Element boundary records
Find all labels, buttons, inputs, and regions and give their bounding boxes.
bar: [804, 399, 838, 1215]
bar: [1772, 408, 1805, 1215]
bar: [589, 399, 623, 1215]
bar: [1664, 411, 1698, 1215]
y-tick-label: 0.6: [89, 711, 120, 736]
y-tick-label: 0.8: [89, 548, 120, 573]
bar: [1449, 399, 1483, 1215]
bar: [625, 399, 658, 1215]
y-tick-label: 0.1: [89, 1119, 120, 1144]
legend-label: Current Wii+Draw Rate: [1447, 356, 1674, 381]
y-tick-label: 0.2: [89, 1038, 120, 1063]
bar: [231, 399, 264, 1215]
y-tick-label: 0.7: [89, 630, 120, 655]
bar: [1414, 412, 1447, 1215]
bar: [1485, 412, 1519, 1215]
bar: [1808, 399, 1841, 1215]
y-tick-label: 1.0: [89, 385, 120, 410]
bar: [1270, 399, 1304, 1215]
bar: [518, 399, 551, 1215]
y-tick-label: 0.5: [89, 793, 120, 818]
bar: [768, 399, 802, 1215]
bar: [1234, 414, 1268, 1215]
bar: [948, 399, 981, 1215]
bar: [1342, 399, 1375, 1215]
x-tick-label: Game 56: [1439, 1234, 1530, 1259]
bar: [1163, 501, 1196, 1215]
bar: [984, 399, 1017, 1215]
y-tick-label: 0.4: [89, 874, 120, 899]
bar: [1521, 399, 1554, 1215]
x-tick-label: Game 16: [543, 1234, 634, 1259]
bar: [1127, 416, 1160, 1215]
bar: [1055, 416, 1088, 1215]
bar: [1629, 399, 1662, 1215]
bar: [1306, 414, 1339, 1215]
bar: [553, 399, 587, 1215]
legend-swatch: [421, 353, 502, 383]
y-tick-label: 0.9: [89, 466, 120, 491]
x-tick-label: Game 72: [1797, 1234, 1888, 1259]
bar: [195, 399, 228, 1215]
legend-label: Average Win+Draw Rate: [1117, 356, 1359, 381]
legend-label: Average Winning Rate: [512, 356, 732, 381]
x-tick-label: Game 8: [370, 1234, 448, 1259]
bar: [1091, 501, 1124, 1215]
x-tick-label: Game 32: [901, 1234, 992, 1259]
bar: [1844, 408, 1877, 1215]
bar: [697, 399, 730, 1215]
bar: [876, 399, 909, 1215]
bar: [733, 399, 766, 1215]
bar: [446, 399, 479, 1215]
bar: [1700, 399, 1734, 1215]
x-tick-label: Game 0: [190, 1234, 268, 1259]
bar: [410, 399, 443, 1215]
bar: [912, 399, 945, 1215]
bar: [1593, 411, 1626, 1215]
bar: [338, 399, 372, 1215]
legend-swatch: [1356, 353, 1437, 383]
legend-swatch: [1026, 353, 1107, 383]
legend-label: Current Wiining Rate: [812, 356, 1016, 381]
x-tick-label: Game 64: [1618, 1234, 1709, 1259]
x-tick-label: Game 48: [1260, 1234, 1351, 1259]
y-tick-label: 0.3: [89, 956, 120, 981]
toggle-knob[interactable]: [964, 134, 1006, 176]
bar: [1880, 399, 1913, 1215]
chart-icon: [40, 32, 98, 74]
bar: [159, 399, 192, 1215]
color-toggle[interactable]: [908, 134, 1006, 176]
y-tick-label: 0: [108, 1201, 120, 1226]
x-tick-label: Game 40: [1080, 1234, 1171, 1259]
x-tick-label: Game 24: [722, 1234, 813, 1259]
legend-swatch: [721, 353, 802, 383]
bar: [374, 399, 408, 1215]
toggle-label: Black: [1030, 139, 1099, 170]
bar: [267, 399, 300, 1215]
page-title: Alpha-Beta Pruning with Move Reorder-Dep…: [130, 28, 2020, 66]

§ AIM OF THE EXERCISE
Copy out every line of the material above again, keeping each one unchanged.

§ CORRECT OUTPUT
Find all labels, buttons, inputs, and regions and give their bounding boxes.
bar: [804, 399, 838, 1215]
bar: [1772, 408, 1805, 1215]
bar: [589, 399, 623, 1215]
bar: [1664, 411, 1698, 1215]
y-tick-label: 0.6: [89, 711, 120, 736]
y-tick-label: 0.8: [89, 548, 120, 573]
bar: [1449, 399, 1483, 1215]
bar: [625, 399, 658, 1215]
y-tick-label: 0.1: [89, 1119, 120, 1144]
legend-label: Current Wii+Draw Rate: [1447, 356, 1674, 381]
y-tick-label: 0.2: [89, 1038, 120, 1063]
bar: [231, 399, 264, 1215]
y-tick-label: 0.7: [89, 630, 120, 655]
bar: [1414, 412, 1447, 1215]
bar: [1485, 412, 1519, 1215]
bar: [1808, 399, 1841, 1215]
y-tick-label: 1.0: [89, 385, 120, 410]
bar: [1270, 399, 1304, 1215]
bar: [518, 399, 551, 1215]
y-tick-label: 0.5: [89, 793, 120, 818]
bar: [768, 399, 802, 1215]
bar: [1234, 414, 1268, 1215]
bar: [948, 399, 981, 1215]
bar: [1342, 399, 1375, 1215]
x-tick-label: Game 56: [1439, 1234, 1530, 1259]
bar: [1163, 501, 1196, 1215]
bar: [984, 399, 1017, 1215]
y-tick-label: 0.4: [89, 874, 120, 899]
bar: [1521, 399, 1554, 1215]
x-tick-label: Game 16: [543, 1234, 634, 1259]
bar: [1127, 416, 1160, 1215]
bar: [1055, 416, 1088, 1215]
bar: [1629, 399, 1662, 1215]
bar: [1306, 414, 1339, 1215]
bar: [553, 399, 587, 1215]
legend-swatch: [421, 353, 502, 383]
y-tick-label: 0.9: [89, 466, 120, 491]
x-tick-label: Game 72: [1797, 1234, 1888, 1259]
bar: [195, 399, 228, 1215]
legend-label: Average Win+Draw Rate: [1117, 356, 1359, 381]
legend-label: Average Winning Rate: [512, 356, 732, 381]
x-tick-label: Game 8: [370, 1234, 448, 1259]
bar: [1091, 501, 1124, 1215]
x-tick-label: Game 32: [901, 1234, 992, 1259]
bar: [1844, 408, 1877, 1215]
bar: [697, 399, 730, 1215]
bar: [876, 399, 909, 1215]
bar: [733, 399, 766, 1215]
bar: [446, 399, 479, 1215]
bar: [1700, 399, 1734, 1215]
x-tick-label: Game 0: [190, 1234, 268, 1259]
bar: [410, 399, 443, 1215]
bar: [912, 399, 945, 1215]
bar: [1593, 411, 1626, 1215]
bar: [338, 399, 372, 1215]
legend-swatch: [1356, 353, 1437, 383]
legend-swatch: [1026, 353, 1107, 383]
legend-label: Current Wiining Rate: [812, 356, 1016, 381]
x-tick-label: Game 64: [1618, 1234, 1709, 1259]
x-tick-label: Game 48: [1260, 1234, 1351, 1259]
y-tick-label: 0.3: [89, 956, 120, 981]
toggle-knob[interactable]: [964, 134, 1006, 176]
bar: [1880, 399, 1913, 1215]
chart-icon: [40, 32, 98, 74]
bar: [159, 399, 192, 1215]
color-toggle[interactable]: [908, 134, 1006, 176]
y-tick-label: 0: [108, 1201, 120, 1226]
x-tick-label: Game 40: [1080, 1234, 1171, 1259]
x-tick-label: Game 24: [722, 1234, 813, 1259]
legend-swatch: [721, 353, 802, 383]
bar: [374, 399, 408, 1215]
toggle-label: Black: [1030, 139, 1099, 170]
bar: [267, 399, 300, 1215]
page-title: Alpha-Beta Pruning with Move Reorder-Dep…: [130, 28, 2020, 66]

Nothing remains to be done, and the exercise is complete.